Check every line of the entries for "color", and copy the lines that hold it.

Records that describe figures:
________________

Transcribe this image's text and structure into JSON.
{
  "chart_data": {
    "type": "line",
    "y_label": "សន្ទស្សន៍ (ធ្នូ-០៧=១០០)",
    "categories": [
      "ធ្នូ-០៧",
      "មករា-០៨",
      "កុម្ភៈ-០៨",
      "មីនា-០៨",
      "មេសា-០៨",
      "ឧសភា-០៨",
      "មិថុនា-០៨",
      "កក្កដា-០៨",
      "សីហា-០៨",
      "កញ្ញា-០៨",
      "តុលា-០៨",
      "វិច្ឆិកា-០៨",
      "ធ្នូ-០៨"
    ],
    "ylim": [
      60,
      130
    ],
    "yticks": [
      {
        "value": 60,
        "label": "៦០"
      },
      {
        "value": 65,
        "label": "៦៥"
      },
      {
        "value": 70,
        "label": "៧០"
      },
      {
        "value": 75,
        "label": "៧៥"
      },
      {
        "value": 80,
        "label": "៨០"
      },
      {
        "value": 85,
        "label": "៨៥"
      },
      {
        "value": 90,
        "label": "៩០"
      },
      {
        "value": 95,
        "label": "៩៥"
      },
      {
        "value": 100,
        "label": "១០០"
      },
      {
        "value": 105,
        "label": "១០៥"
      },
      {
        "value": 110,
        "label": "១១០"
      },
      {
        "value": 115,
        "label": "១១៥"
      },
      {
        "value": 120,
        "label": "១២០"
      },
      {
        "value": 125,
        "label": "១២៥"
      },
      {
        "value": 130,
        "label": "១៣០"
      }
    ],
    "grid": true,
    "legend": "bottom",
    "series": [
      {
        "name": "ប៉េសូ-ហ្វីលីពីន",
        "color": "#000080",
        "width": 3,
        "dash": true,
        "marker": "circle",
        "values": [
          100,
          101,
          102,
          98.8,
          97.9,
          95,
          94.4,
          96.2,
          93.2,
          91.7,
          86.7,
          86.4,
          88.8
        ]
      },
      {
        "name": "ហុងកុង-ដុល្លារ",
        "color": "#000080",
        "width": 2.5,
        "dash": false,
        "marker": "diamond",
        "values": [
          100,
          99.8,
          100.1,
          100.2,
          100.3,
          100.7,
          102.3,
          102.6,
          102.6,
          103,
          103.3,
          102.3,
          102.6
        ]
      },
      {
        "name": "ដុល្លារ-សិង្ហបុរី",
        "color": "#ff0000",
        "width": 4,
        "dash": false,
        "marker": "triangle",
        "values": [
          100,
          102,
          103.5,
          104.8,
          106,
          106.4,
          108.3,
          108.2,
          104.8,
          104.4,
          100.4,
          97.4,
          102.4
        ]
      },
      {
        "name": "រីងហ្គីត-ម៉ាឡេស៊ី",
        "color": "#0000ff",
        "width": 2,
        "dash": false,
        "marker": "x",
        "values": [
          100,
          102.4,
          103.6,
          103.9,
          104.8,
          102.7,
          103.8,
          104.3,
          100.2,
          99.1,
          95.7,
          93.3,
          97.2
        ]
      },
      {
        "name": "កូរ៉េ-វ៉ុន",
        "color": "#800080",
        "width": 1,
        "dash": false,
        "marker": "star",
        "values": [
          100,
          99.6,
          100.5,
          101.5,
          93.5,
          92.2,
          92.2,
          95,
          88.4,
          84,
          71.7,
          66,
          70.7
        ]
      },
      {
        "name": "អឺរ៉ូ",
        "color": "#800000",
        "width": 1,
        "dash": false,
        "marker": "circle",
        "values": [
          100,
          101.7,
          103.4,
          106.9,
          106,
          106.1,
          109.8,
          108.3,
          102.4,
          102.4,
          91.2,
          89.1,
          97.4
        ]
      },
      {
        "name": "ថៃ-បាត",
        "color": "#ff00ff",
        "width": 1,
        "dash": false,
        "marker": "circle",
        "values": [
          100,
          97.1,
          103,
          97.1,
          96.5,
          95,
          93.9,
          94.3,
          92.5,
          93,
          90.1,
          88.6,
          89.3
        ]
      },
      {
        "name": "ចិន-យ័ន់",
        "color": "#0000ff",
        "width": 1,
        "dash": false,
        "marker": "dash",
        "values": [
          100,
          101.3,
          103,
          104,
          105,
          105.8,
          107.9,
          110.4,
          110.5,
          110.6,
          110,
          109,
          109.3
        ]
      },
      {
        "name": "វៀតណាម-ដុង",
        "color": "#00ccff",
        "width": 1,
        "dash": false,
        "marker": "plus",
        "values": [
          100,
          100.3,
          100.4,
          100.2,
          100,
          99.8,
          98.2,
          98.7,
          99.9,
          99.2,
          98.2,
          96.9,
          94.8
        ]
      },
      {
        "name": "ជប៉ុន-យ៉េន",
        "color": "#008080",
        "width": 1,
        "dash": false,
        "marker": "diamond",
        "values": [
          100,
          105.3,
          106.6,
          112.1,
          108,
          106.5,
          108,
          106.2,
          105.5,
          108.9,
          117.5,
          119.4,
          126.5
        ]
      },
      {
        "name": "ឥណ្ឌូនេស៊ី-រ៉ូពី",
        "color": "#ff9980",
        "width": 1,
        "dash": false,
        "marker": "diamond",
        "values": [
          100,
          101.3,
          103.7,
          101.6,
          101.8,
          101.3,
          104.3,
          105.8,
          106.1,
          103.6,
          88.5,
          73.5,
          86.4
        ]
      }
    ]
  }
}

________________

Exercise solution ::
        "color": "#000080",
        "color": "#000080",
        "color": "#ff0000",
        "color": "#0000ff",
        "color": "#800080",
        "color": "#800000",
        "color": "#ff00ff",
        "color": "#0000ff",
        "color": "#00ccff",
        "color": "#008080",
        "color": "#ff9980",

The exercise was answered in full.